→ **Directions for this task**
State the number of lines that contain "title", with no other text.

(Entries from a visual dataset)
_____
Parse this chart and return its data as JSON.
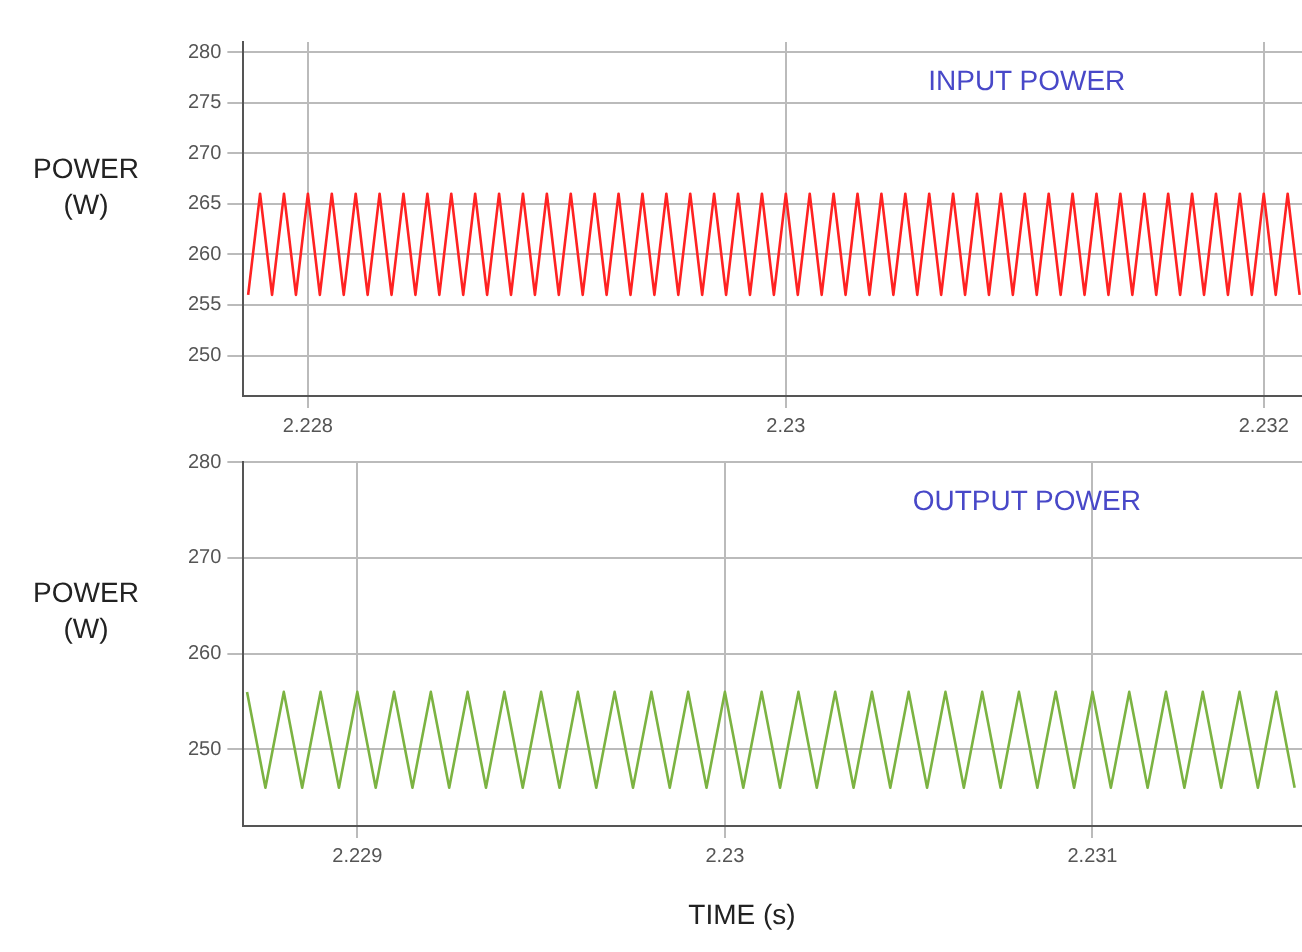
{
  "chart_data": [
    {
      "type": "line",
      "title": "INPUT POWER",
      "ylabel": "POWER (W)",
      "color": "#ff2222",
      "x": [
        2.22775,
        2.2278,
        2.22785,
        2.2279,
        2.22795,
        2.228,
        2.22805,
        2.2281,
        2.22815,
        2.2282,
        2.22825,
        2.2283,
        2.22835,
        2.2284,
        2.22845,
        2.2285,
        2.22855,
        2.2286,
        2.22865,
        2.2287,
        2.22875,
        2.2288,
        2.22885,
        2.2289,
        2.22895,
        2.229,
        2.22905,
        2.2291,
        2.22915,
        2.2292,
        2.22925,
        2.2293,
        2.22935,
        2.2294,
        2.22945,
        2.2295,
        2.22955,
        2.2296,
        2.22965,
        2.2297,
        2.22975,
        2.2298,
        2.22985,
        2.2299,
        2.22995,
        2.23,
        2.23005,
        2.2301,
        2.23015,
        2.2302,
        2.23025,
        2.2303,
        2.23035,
        2.2304,
        2.23045,
        2.2305,
        2.23055,
        2.2306,
        2.23065,
        2.2307,
        2.23075,
        2.2308,
        2.23085,
        2.2309,
        2.23095,
        2.231,
        2.23105,
        2.2311,
        2.23115,
        2.2312,
        2.23125,
        2.2313,
        2.23135,
        2.2314,
        2.23145,
        2.2315,
        2.23155,
        2.2316,
        2.23165,
        2.2317,
        2.23175,
        2.2318,
        2.23185,
        2.2319,
        2.23195,
        2.232,
        2.23205,
        2.2321,
        2.23215
      ],
      "values": [
        256,
        266,
        256,
        266,
        256,
        266,
        256,
        266,
        256,
        266,
        256,
        266,
        256,
        266,
        256,
        266,
        256,
        266,
        256,
        266,
        256,
        266,
        256,
        266,
        256,
        266,
        256,
        266,
        256,
        266,
        256,
        266,
        256,
        266,
        256,
        266,
        256,
        266,
        256,
        266,
        256,
        266,
        256,
        266,
        256,
        266,
        256,
        266,
        256,
        266,
        256,
        266,
        256,
        266,
        256,
        266,
        256,
        266,
        256,
        266,
        256,
        266,
        256,
        266,
        256,
        266,
        256,
        266,
        256,
        266,
        256,
        266,
        256,
        266,
        256,
        266,
        256,
        266,
        256,
        266,
        256,
        266,
        256,
        266,
        256,
        266,
        256,
        266,
        256
      ],
      "xlim": [
        2.22773,
        2.23216
      ],
      "xticks": [
        2.228,
        2.23,
        2.232
      ],
      "ylim": [
        246,
        281
      ],
      "yticks": [
        250,
        255,
        260,
        265,
        270,
        275,
        280
      ],
      "grid": true
    },
    {
      "type": "line",
      "title": "OUTPUT POWER",
      "ylabel": "POWER (W)",
      "xlabel": "TIME (s)",
      "color": "#7cb342",
      "x": [
        2.2287,
        2.22875,
        2.2288,
        2.22885,
        2.2289,
        2.22895,
        2.229,
        2.22905,
        2.2291,
        2.22915,
        2.2292,
        2.22925,
        2.2293,
        2.22935,
        2.2294,
        2.22945,
        2.2295,
        2.22955,
        2.2296,
        2.22965,
        2.2297,
        2.22975,
        2.2298,
        2.22985,
        2.2299,
        2.22995,
        2.23,
        2.23005,
        2.2301,
        2.23015,
        2.2302,
        2.23025,
        2.2303,
        2.23035,
        2.2304,
        2.23045,
        2.2305,
        2.23055,
        2.2306,
        2.23065,
        2.2307,
        2.23075,
        2.2308,
        2.23085,
        2.2309,
        2.23095,
        2.231,
        2.23105,
        2.2311,
        2.23115,
        2.2312,
        2.23125,
        2.2313,
        2.23135,
        2.2314,
        2.23145,
        2.2315,
        2.23155
      ],
      "values": [
        256,
        246,
        256,
        246,
        256,
        246,
        256,
        246,
        256,
        246,
        256,
        246,
        256,
        246,
        256,
        246,
        256,
        246,
        256,
        246,
        256,
        246,
        256,
        246,
        256,
        246,
        256,
        246,
        256,
        246,
        256,
        246,
        256,
        246,
        256,
        246,
        256,
        246,
        256,
        246,
        256,
        246,
        256,
        246,
        256,
        246,
        256,
        246,
        256,
        246,
        256,
        246,
        256,
        246,
        256,
        246,
        256,
        246
      ],
      "xlim": [
        2.22869,
        2.23157
      ],
      "xticks": [
        2.229,
        2.23,
        2.231
      ],
      "ylim": [
        242,
        280
      ],
      "yticks": [
        250,
        260,
        270,
        280
      ],
      "grid": true
    }
  ]
}
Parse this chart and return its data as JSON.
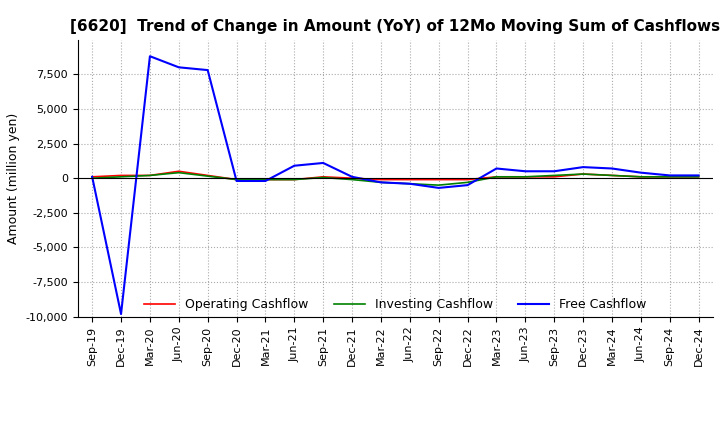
_____
→ **Task answer**
2